===== DATA FOR PROCESSING

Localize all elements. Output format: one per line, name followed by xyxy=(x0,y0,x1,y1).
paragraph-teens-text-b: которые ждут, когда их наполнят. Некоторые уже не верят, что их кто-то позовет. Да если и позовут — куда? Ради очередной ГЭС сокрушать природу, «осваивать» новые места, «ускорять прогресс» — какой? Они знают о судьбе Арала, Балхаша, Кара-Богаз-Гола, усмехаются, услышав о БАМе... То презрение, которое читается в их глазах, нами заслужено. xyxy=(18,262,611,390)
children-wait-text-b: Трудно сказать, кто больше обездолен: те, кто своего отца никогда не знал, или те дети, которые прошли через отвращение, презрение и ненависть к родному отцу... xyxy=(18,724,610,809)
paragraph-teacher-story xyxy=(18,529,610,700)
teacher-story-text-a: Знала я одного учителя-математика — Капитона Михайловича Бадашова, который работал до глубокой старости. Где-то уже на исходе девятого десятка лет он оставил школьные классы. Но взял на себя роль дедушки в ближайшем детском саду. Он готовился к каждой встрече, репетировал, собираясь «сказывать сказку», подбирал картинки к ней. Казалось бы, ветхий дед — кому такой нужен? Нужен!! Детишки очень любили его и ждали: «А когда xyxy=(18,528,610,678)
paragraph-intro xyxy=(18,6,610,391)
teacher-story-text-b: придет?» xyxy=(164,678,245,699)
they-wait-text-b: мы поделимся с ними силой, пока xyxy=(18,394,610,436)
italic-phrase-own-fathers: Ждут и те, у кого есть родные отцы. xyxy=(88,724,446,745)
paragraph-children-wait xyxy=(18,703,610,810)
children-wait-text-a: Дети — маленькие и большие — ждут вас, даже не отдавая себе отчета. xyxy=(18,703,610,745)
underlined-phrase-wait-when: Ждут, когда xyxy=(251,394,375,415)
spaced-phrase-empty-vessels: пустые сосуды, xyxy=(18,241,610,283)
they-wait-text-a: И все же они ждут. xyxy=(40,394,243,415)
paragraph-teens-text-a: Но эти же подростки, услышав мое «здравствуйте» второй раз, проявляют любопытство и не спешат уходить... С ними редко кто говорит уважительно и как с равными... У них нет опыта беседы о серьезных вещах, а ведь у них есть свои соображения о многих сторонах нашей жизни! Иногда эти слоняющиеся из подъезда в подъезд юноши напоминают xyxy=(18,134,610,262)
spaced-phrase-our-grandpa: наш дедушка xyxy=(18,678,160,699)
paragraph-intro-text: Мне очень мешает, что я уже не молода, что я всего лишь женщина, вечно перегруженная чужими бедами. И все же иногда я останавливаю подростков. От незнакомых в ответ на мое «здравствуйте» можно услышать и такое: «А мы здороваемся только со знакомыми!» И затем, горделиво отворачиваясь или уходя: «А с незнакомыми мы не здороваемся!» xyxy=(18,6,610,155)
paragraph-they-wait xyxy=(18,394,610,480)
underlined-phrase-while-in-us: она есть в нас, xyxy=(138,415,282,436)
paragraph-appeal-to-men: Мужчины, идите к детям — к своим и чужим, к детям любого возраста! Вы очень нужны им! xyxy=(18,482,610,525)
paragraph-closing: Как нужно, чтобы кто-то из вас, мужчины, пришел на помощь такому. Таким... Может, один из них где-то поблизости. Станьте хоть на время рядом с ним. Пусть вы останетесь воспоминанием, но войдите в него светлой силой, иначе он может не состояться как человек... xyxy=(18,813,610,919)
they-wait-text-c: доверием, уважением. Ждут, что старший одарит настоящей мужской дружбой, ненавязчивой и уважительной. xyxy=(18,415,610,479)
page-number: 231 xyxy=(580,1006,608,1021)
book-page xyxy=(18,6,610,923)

==========

- EXERCISE TASK -
Reproduce every record above verbatim, keeping each line as it appears.

- RESPONSE BELOW -
Localize all elements. Output format: one per line, name followed by xyxy=(x0,y0,x1,y1).
paragraph-teens-text-b: которые ждут, когда их наполнят. Некоторые уже не верят, что их кто-то позовет. Да если и позовут — куда? Ради очередной ГЭС сокрушать природу, «осваивать» новые места, «ускорять прогресс» — какой? Они знают о судьбе Арала, Балхаша, Кара-Богаз-Гола, усмехаются, услышав о БАМе... То презрение, которое читается в их глазах, нами заслужено. xyxy=(18,262,611,390)
children-wait-text-b: Трудно сказать, кто больше обездолен: те, кто своего отца никогда не знал, или те дети, которые прошли через отвращение, презрение и ненависть к родному отцу... xyxy=(18,724,610,809)
paragraph-teacher-story xyxy=(18,529,610,700)
teacher-story-text-a: Знала я одного учителя-математика — Капитона Михайловича Бадашова, который работал до глубокой старости. Где-то уже на исходе девятого десятка лет он оставил школьные классы. Но взял на себя роль дедушки в ближайшем детском саду. Он готовился к каждой встрече, репетировал, собираясь «сказывать сказку», подбирал картинки к ней. Казалось бы, ветхий дед — кому такой нужен? Нужен!! Детишки очень любили его и ждали: «А когда xyxy=(18,528,610,678)
paragraph-intro xyxy=(18,6,610,391)
teacher-story-text-b: придет?» xyxy=(164,678,245,699)
they-wait-text-b: мы поделимся с ними силой, пока xyxy=(18,394,610,436)
italic-phrase-own-fathers: Ждут и те, у кого есть родные отцы. xyxy=(88,724,446,745)
paragraph-children-wait xyxy=(18,703,610,810)
children-wait-text-a: Дети — маленькие и большие — ждут вас, даже не отдавая себе отчета. xyxy=(18,703,610,745)
underlined-phrase-wait-when: Ждут, когда xyxy=(251,394,375,415)
spaced-phrase-empty-vessels: пустые сосуды, xyxy=(18,241,610,283)
they-wait-text-a: И все же они ждут. xyxy=(40,394,243,415)
paragraph-teens-text-a: Но эти же подростки, услышав мое «здравствуйте» второй раз, проявляют любопытство и не спешат уходить... С ними редко кто говорит уважительно и как с равными... У них нет опыта беседы о серьезных вещах, а ведь у них есть свои соображения о многих сторонах нашей жизни! Иногда эти слоняющиеся из подъезда в подъезд юноши напоминают xyxy=(18,134,610,262)
spaced-phrase-our-grandpa: наш дедушка xyxy=(18,678,160,699)
paragraph-intro-text: Мне очень мешает, что я уже не молода, что я всего лишь женщина, вечно перегруженная чужими бедами. И все же иногда я останавливаю подростков. От незнакомых в ответ на мое «здравствуйте» можно услышать и такое: «А мы здороваемся только со знакомыми!» И затем, горделиво отворачиваясь или уходя: «А с незнакомыми мы не здороваемся!» xyxy=(18,6,610,155)
paragraph-they-wait xyxy=(18,394,610,480)
underlined-phrase-while-in-us: она есть в нас, xyxy=(138,415,282,436)
paragraph-appeal-to-men: Мужчины, идите к детям — к своим и чужим, к детям любого возраста! Вы очень нужны им! xyxy=(18,482,610,525)
paragraph-closing: Как нужно, чтобы кто-то из вас, мужчины, пришел на помощь такому. Таким... Может, один из них где-то поблизости. Станьте хоть на время рядом с ним. Пусть вы останетесь воспоминанием, но войдите в него светлой силой, иначе он может не состояться как человек... xyxy=(18,813,610,919)
they-wait-text-c: доверием, уважением. Ждут, что старший одарит настоящей мужской дружбой, ненавязчивой и уважительной. xyxy=(18,415,610,479)
page-number: 231 xyxy=(580,1006,608,1021)
book-page xyxy=(18,6,610,923)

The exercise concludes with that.